▸ Exercise details
Copy every line of the material below word for word, but leave the pictures out.

Layout region records
— Start —

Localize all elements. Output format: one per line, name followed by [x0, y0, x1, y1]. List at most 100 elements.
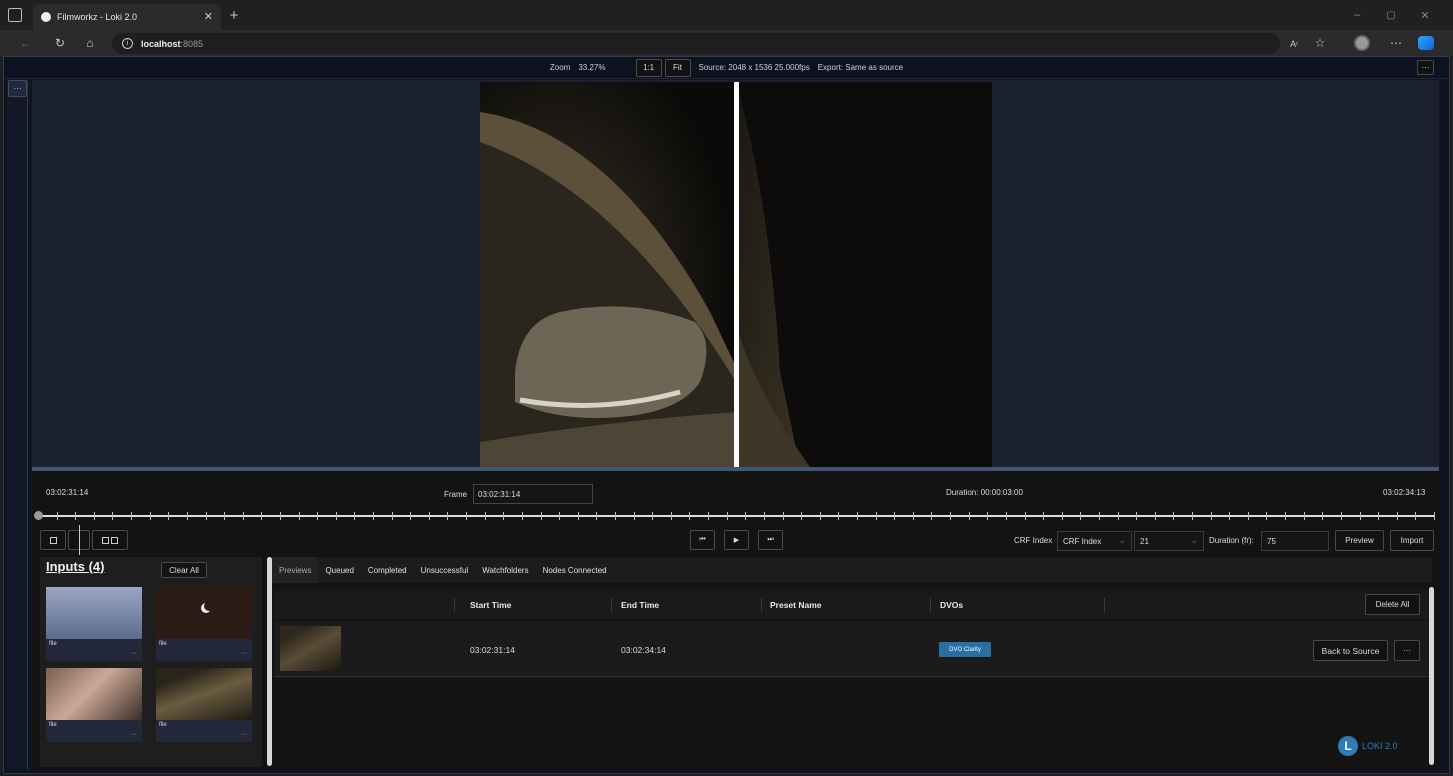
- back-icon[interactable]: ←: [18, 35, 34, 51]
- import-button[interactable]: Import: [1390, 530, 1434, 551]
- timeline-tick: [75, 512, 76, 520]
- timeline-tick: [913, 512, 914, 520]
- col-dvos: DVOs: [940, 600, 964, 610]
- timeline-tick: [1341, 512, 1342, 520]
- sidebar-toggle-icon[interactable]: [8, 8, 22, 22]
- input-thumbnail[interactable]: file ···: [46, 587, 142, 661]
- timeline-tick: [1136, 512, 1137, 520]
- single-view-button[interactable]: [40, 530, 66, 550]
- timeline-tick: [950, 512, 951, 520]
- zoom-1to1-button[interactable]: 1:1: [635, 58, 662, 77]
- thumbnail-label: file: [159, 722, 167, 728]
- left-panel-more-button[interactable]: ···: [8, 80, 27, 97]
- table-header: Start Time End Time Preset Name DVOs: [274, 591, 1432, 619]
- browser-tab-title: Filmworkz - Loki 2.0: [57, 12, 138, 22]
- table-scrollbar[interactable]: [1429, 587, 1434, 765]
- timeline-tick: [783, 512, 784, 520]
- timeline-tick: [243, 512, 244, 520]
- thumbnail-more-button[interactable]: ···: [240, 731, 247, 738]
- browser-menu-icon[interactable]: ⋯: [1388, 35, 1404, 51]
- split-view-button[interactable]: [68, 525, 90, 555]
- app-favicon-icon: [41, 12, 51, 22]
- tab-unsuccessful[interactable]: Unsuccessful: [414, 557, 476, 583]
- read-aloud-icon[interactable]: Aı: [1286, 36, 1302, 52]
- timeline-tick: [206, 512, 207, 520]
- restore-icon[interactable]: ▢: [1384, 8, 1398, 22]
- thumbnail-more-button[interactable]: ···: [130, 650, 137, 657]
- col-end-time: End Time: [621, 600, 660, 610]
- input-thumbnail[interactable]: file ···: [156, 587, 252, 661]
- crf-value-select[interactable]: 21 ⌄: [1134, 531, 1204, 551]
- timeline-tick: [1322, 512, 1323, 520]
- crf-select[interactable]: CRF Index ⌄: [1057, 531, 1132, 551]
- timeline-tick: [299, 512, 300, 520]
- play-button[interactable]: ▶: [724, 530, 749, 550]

— End —

▸ Exercise response
Localize all elements. Output format: one per line, name followed by [x0, y0, x1, y1]. List at most 100 elements.
- back-icon[interactable]: ←: [18, 35, 34, 51]
- import-button[interactable]: Import: [1390, 530, 1434, 551]
- timeline-tick: [75, 512, 76, 520]
- timeline-tick: [913, 512, 914, 520]
- col-dvos: DVOs: [940, 600, 964, 610]
- timeline-tick: [1341, 512, 1342, 520]
- sidebar-toggle-icon[interactable]: [8, 8, 22, 22]
- input-thumbnail[interactable]: file ···: [46, 587, 142, 661]
- timeline-tick: [1136, 512, 1137, 520]
- single-view-button[interactable]: [40, 530, 66, 550]
- timeline-tick: [950, 512, 951, 520]
- zoom-1to1-button[interactable]: 1:1: [635, 58, 662, 77]
- thumbnail-label: file: [159, 722, 167, 728]
- left-panel-more-button[interactable]: ···: [8, 80, 27, 97]
- table-header: Start Time End Time Preset Name DVOs: [274, 591, 1432, 619]
- browser-tab-title: Filmworkz - Loki 2.0: [57, 12, 138, 22]
- table-scrollbar[interactable]: [1429, 587, 1434, 765]
- timeline-tick: [783, 512, 784, 520]
- timeline-tick: [243, 512, 244, 520]
- thumbnail-more-button[interactable]: ···: [240, 731, 247, 738]
- browser-menu-icon[interactable]: ⋯: [1388, 35, 1404, 51]
- split-view-button[interactable]: [68, 525, 90, 555]
- app-favicon-icon: [41, 12, 51, 22]
- tab-unsuccessful[interactable]: Unsuccessful: [414, 557, 476, 583]
- read-aloud-icon[interactable]: Aı: [1286, 36, 1302, 52]
- timeline-tick: [206, 512, 207, 520]
- restore-icon[interactable]: ▢: [1384, 8, 1398, 22]
- thumbnail-more-button[interactable]: ···: [130, 650, 137, 657]
- col-end-time: End Time: [621, 600, 660, 610]
- input-thumbnail[interactable]: file ···: [156, 587, 252, 661]
- crf-value-select[interactable]: 21 ⌄: [1134, 531, 1204, 551]
- timeline-tick: [1322, 512, 1323, 520]
- crf-select[interactable]: CRF Index ⌄: [1057, 531, 1132, 551]
- timeline-tick: [299, 512, 300, 520]
- play-button[interactable]: ▶: [724, 530, 749, 550]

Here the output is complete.